Request:
Your task is to copy every line of this material exactly.

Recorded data
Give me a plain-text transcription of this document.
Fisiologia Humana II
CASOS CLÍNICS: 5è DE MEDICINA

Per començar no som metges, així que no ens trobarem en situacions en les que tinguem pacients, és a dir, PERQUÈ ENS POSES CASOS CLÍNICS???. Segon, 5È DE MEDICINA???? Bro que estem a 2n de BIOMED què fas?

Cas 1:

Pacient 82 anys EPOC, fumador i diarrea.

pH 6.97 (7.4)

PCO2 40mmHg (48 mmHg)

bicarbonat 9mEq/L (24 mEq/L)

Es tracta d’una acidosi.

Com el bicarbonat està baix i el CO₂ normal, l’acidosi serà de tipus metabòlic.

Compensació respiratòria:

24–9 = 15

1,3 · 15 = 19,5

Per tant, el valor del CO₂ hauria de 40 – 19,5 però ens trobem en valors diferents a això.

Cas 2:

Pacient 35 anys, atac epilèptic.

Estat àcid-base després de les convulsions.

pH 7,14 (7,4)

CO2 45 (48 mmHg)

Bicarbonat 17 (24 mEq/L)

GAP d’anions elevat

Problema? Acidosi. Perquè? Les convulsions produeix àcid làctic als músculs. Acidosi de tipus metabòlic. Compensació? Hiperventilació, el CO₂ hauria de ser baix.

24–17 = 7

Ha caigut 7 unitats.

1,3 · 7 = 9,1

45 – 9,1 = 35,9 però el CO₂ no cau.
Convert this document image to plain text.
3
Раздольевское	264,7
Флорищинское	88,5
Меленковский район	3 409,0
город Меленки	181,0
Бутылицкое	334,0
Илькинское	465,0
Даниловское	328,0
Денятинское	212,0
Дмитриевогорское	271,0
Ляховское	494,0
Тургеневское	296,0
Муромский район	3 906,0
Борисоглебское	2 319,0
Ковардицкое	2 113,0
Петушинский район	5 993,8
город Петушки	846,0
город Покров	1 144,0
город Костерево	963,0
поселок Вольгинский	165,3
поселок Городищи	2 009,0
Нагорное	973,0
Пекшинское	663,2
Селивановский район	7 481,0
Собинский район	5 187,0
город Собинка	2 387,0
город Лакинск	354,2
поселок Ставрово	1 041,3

Exercise output:
Give me a plain-text transcription of this document.
Fisiologia Humana II
CASOS CLÍNICS: 5è DE MEDICINA

Per començar no som metges, així que no ens trobarem en situacions en les que tinguem pacients, és a dir, PERQUÈ ENS POSES CASOS CLÍNICS???. Segon, 5È DE MEDICINA???? Bro que estem a 2n de BIOMED què fas?

Cas 1:

Pacient 82 anys EPOC, fumador i diarrea.

pH 6.97 (7.4)

PCO2 40mmHg (48 mmHg)

bicarbonat 9mEq/L (24 mEq/L)

Es tracta d’una acidosi.

Com el bicarbonat està baix i el CO₂ normal, l’acidosi serà de tipus metabòlic.

Compensació respiratòria:

24–9 = 15

1,3 · 15 = 19,5

Per tant, el valor del CO₂ hauria de 40 – 19,5 però ens trobem en valors diferents a això.

Cas 2:

Pacient 35 anys, atac epilèptic.

Estat àcid-base després de les convulsions.

pH 7,14 (7,4)

CO2 45 (48 mmHg)

Bicarbonat 17 (24 mEq/L)

GAP d’anions elevat

Problema? Acidosi. Perquè? Les convulsions produeix àcid làctic als músculs. Acidosi de tipus metabòlic. Compensació? Hiperventilació, el CO₂ hauria de ser baix.

24–17 = 7

Ha caigut 7 unitats.

1,3 · 7 = 9,1

45 – 9,1 = 35,9 però el CO₂ no cau.
Convert this document image to plain text.
3
Раздольевское	264,7
Флорищинское	88,5
Меленковский район	3 409,0
город Меленки	181,0
Бутылицкое	334,0
Илькинское	465,0
Даниловское	328,0
Денятинское	212,0
Дмитриевогорское	271,0
Ляховское	494,0
Тургеневское	296,0
Муромский район	3 906,0
Борисоглебское	2 319,0
Ковардицкое	2 113,0
Петушинский район	5 993,8
город Петушки	846,0
город Покров	1 144,0
город Костерево	963,0
поселок Вольгинский	165,3
поселок Городищи	2 009,0
Нагорное	973,0
Пекшинское	663,2
Селивановский район	7 481,0
Собинский район	5 187,0
город Собинка	2 387,0
город Лакинск	354,2
поселок Ставрово	1 041,3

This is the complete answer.